╭─ Provided data

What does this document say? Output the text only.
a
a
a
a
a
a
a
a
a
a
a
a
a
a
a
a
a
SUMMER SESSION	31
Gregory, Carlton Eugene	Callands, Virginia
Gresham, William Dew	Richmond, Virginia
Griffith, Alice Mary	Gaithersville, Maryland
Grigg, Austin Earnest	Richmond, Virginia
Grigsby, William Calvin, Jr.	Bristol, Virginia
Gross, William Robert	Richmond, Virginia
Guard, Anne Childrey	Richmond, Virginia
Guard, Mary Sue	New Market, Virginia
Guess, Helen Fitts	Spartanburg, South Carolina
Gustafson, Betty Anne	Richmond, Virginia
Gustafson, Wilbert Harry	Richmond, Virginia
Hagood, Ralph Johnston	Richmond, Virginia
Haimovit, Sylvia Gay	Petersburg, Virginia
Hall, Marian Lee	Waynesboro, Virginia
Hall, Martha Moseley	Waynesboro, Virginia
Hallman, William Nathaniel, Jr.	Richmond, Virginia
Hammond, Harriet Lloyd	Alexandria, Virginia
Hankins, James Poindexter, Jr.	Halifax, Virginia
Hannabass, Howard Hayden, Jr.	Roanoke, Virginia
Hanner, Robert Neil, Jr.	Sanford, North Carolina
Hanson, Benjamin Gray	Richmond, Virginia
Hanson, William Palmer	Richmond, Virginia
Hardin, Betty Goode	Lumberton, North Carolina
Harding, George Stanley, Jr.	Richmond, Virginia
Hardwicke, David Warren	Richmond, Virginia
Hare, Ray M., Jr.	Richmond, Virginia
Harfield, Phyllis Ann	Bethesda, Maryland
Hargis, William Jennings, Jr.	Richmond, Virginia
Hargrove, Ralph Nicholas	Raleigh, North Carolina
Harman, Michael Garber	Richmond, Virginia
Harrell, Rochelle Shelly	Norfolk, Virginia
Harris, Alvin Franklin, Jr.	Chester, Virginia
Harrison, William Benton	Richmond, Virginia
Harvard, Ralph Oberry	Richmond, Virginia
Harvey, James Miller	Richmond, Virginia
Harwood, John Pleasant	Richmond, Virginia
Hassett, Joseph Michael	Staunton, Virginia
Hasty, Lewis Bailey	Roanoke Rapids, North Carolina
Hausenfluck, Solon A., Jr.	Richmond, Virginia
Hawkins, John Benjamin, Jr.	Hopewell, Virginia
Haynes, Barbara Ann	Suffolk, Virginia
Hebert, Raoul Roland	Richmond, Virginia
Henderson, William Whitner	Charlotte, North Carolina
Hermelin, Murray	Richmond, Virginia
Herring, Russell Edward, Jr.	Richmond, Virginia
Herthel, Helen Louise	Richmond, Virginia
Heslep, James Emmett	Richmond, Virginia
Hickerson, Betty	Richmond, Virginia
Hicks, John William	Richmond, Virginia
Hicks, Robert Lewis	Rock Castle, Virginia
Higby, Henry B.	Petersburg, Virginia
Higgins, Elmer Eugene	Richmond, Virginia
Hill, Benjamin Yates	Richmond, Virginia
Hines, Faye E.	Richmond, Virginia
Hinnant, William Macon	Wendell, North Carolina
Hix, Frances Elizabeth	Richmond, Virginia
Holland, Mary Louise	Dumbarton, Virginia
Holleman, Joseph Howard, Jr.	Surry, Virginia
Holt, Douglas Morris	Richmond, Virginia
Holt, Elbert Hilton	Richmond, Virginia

╰─

Task prompt → What is the number of lines in the records that contain the word "Benjamin"? Answer with the number and nothing else.

Output for this task → 3